Given records:

+ + +

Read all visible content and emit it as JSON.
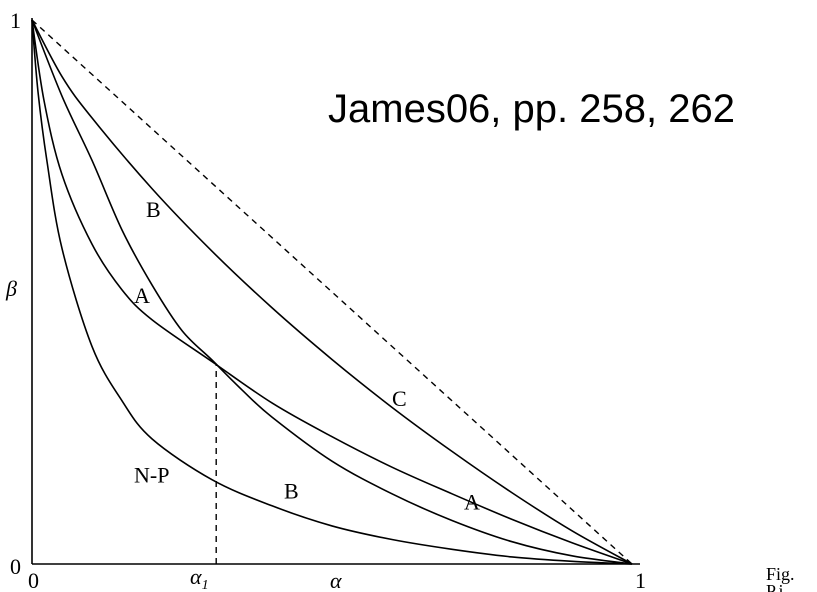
{
  "annotation": "James06, pp. 258, 262",
  "footer_fragment": {
    "line1": "Fig.",
    "line2": "P.i"
  },
  "chart_data": {
    "type": "line",
    "title": "",
    "xlabel": "α",
    "ylabel": "β",
    "xlim": [
      0,
      1
    ],
    "ylim": [
      0,
      1
    ],
    "grid": false,
    "x_ticks": [
      {
        "value": 0,
        "label": "0"
      },
      {
        "value": 0.307,
        "label": "α1"
      },
      {
        "value": 1,
        "label": "1"
      }
    ],
    "y_ticks": [
      {
        "value": 0,
        "label": "0"
      },
      {
        "value": 1,
        "label": "1"
      }
    ],
    "diagonal_reference": {
      "from": [
        0,
        1
      ],
      "to": [
        1,
        0
      ],
      "style": "dashed"
    },
    "alpha1_marker": {
      "x": 0.307,
      "y": 0.368,
      "style": "dashed"
    },
    "series": [
      {
        "name": "C",
        "label_pos": [
          0.6,
          0.29
        ],
        "x": [
          0,
          0.05,
          0.1,
          0.2,
          0.3,
          0.4,
          0.5,
          0.6,
          0.7,
          0.8,
          0.9,
          1.0
        ],
        "y": [
          1.0,
          0.896,
          0.82,
          0.69,
          0.575,
          0.471,
          0.376,
          0.288,
          0.207,
          0.131,
          0.061,
          0.0
        ]
      },
      {
        "name": "A",
        "label_pos": [
          0.72,
          0.1
        ],
        "x": [
          0,
          0.02,
          0.05,
          0.1,
          0.15,
          0.2,
          0.3,
          0.4,
          0.5,
          0.6,
          0.7,
          0.8,
          0.9,
          1.0
        ],
        "y": [
          1.0,
          0.852,
          0.716,
          0.588,
          0.504,
          0.449,
          0.372,
          0.296,
          0.234,
          0.178,
          0.129,
          0.082,
          0.039,
          0.0
        ]
      },
      {
        "name": "B",
        "label_pos": [
          0.42,
          0.12
        ],
        "x": [
          0,
          0.05,
          0.1,
          0.15,
          0.2,
          0.25,
          0.3,
          0.35,
          0.4,
          0.5,
          0.6,
          0.7,
          0.8,
          0.9,
          1.0
        ],
        "y": [
          1.0,
          0.86,
          0.742,
          0.614,
          0.513,
          0.429,
          0.375,
          0.32,
          0.27,
          0.189,
          0.129,
          0.08,
          0.041,
          0.015,
          0.0
        ]
      },
      {
        "name": "N-P",
        "label_pos": [
          0.17,
          0.15
        ],
        "x": [
          0,
          0.01,
          0.025,
          0.05,
          0.1,
          0.15,
          0.2,
          0.3,
          0.4,
          0.5,
          0.6,
          0.7,
          0.8,
          0.9,
          1.0
        ],
        "y": [
          1.0,
          0.868,
          0.74,
          0.58,
          0.4,
          0.3,
          0.23,
          0.155,
          0.107,
          0.07,
          0.045,
          0.027,
          0.013,
          0.005,
          0.0
        ]
      }
    ],
    "extra_labels": [
      {
        "text": "B",
        "pos": [
          0.19,
          0.638
        ]
      },
      {
        "text": "A",
        "pos": [
          0.17,
          0.48
        ]
      }
    ]
  }
}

+ + +

Task brief: Above are records to transcribe exactly; leave their pictures out.

Correct response:
Read all visible content and emit it as JSON.
{
  "annotation": "James06, pp. 258, 262",
  "footer_fragment": {
    "line1": "Fig.",
    "line2": "P.i"
  },
  "chart_data": {
    "type": "line",
    "title": "",
    "xlabel": "α",
    "ylabel": "β",
    "xlim": [
      0,
      1
    ],
    "ylim": [
      0,
      1
    ],
    "grid": false,
    "x_ticks": [
      {
        "value": 0,
        "label": "0"
      },
      {
        "value": 0.307,
        "label": "α1"
      },
      {
        "value": 1,
        "label": "1"
      }
    ],
    "y_ticks": [
      {
        "value": 0,
        "label": "0"
      },
      {
        "value": 1,
        "label": "1"
      }
    ],
    "diagonal_reference": {
      "from": [
        0,
        1
      ],
      "to": [
        1,
        0
      ],
      "style": "dashed"
    },
    "alpha1_marker": {
      "x": 0.307,
      "y": 0.368,
      "style": "dashed"
    },
    "series": [
      {
        "name": "C",
        "label_pos": [
          0.6,
          0.29
        ],
        "x": [
          0,
          0.05,
          0.1,
          0.2,
          0.3,
          0.4,
          0.5,
          0.6,
          0.7,
          0.8,
          0.9,
          1.0
        ],
        "y": [
          1.0,
          0.896,
          0.82,
          0.69,
          0.575,
          0.471,
          0.376,
          0.288,
          0.207,
          0.131,
          0.061,
          0.0
        ]
      },
      {
        "name": "A",
        "label_pos": [
          0.72,
          0.1
        ],
        "x": [
          0,
          0.02,
          0.05,
          0.1,
          0.15,
          0.2,
          0.3,
          0.4,
          0.5,
          0.6,
          0.7,
          0.8,
          0.9,
          1.0
        ],
        "y": [
          1.0,
          0.852,
          0.716,
          0.588,
          0.504,
          0.449,
          0.372,
          0.296,
          0.234,
          0.178,
          0.129,
          0.082,
          0.039,
          0.0
        ]
      },
      {
        "name": "B",
        "label_pos": [
          0.42,
          0.12
        ],
        "x": [
          0,
          0.05,
          0.1,
          0.15,
          0.2,
          0.25,
          0.3,
          0.35,
          0.4,
          0.5,
          0.6,
          0.7,
          0.8,
          0.9,
          1.0
        ],
        "y": [
          1.0,
          0.86,
          0.742,
          0.614,
          0.513,
          0.429,
          0.375,
          0.32,
          0.27,
          0.189,
          0.129,
          0.08,
          0.041,
          0.015,
          0.0
        ]
      },
      {
        "name": "N-P",
        "label_pos": [
          0.17,
          0.15
        ],
        "x": [
          0,
          0.01,
          0.025,
          0.05,
          0.1,
          0.15,
          0.2,
          0.3,
          0.4,
          0.5,
          0.6,
          0.7,
          0.8,
          0.9,
          1.0
        ],
        "y": [
          1.0,
          0.868,
          0.74,
          0.58,
          0.4,
          0.3,
          0.23,
          0.155,
          0.107,
          0.07,
          0.045,
          0.027,
          0.013,
          0.005,
          0.0
        ]
      }
    ],
    "extra_labels": [
      {
        "text": "B",
        "pos": [
          0.19,
          0.638
        ]
      },
      {
        "text": "A",
        "pos": [
          0.17,
          0.48
        ]
      }
    ]
  }
}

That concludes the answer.